Objetivo => Transcribe sin cambios las líneas del listado que sigue, desde su comienzo hasta la línea que contiene "The arm 24' is at (516, 213).", incluida esta.

═══ Entradas de datos ═══

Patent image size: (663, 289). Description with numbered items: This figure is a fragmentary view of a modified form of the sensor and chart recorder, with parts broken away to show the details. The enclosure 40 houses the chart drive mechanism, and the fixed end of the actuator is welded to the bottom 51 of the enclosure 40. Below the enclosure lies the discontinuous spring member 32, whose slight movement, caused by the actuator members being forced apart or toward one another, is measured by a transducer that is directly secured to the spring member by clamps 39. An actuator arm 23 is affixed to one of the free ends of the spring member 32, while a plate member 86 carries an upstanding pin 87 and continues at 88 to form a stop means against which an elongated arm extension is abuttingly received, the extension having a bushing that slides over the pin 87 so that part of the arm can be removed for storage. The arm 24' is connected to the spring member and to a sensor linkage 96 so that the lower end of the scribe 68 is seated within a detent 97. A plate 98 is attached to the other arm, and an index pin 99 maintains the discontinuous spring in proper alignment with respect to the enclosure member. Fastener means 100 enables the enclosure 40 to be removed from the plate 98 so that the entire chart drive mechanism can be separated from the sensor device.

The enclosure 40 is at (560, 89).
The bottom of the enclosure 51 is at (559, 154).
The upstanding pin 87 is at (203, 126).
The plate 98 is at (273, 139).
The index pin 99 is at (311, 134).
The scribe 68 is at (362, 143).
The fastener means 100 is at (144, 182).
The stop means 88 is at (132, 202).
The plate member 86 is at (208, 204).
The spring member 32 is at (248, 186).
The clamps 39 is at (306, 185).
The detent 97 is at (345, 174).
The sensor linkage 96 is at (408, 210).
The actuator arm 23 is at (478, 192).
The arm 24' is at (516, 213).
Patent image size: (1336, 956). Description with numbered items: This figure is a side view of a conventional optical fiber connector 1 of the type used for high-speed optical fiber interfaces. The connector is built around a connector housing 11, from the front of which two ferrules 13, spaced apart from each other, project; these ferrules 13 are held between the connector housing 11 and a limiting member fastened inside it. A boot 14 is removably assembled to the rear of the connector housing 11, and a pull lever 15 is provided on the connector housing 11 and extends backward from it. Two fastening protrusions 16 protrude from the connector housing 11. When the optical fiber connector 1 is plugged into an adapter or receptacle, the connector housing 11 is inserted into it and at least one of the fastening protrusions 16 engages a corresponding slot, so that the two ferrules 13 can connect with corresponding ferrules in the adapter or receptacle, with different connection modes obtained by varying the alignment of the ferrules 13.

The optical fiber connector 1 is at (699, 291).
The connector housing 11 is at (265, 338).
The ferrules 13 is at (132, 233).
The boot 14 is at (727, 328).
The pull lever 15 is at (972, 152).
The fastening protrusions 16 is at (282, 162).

═══

Respuesta =>
Patent image size: (663, 289). Description with numbered items: This figure is a fragmentary view of a modified form of the sensor and chart recorder, with parts broken away to show the details. The enclosure 40 houses the chart drive mechanism, and the fixed end of the actuator is welded to the bottom 51 of the enclosure 40. Below the enclosure lies the discontinuous spring member 32, whose slight movement, caused by the actuator members being forced apart or toward one another, is measured by a transducer that is directly secured to the spring member by clamps 39. An actuator arm 23 is affixed to one of the free ends of the spring member 32, while a plate member 86 carries an upstanding pin 87 and continues at 88 to form a stop means against which an elongated arm extension is abuttingly received, the extension having a bushing that slides over the pin 87 so that part of the arm can be removed for storage. The arm 24' is connected to the spring member and to a sensor linkage 96 so that the lower end of the scribe 68 is seated within a detent 97. A plate 98 is attached to the other arm, and an index pin 99 maintains the discontinuous spring in proper alignment with respect to the enclosure member. Fastener means 100 enables the enclosure 40 to be removed from the plate 98 so that the entire chart drive mechanism can be separated from the sensor device.

The enclosure 40 is at (560, 89).
The bottom of the enclosure 51 is at (559, 154).
The upstanding pin 87 is at (203, 126).
The plate 98 is at (273, 139).
The index pin 99 is at (311, 134).
The scribe 68 is at (362, 143).
The fastener means 100 is at (144, 182).
The stop means 88 is at (132, 202).
The plate member 86 is at (208, 204).
The spring member 32 is at (248, 186).
The clamps 39 is at (306, 185).
The detent 97 is at (345, 174).
The sensor linkage 96 is at (408, 210).
The actuator arm 23 is at (478, 192).
The arm 24' is at (516, 213).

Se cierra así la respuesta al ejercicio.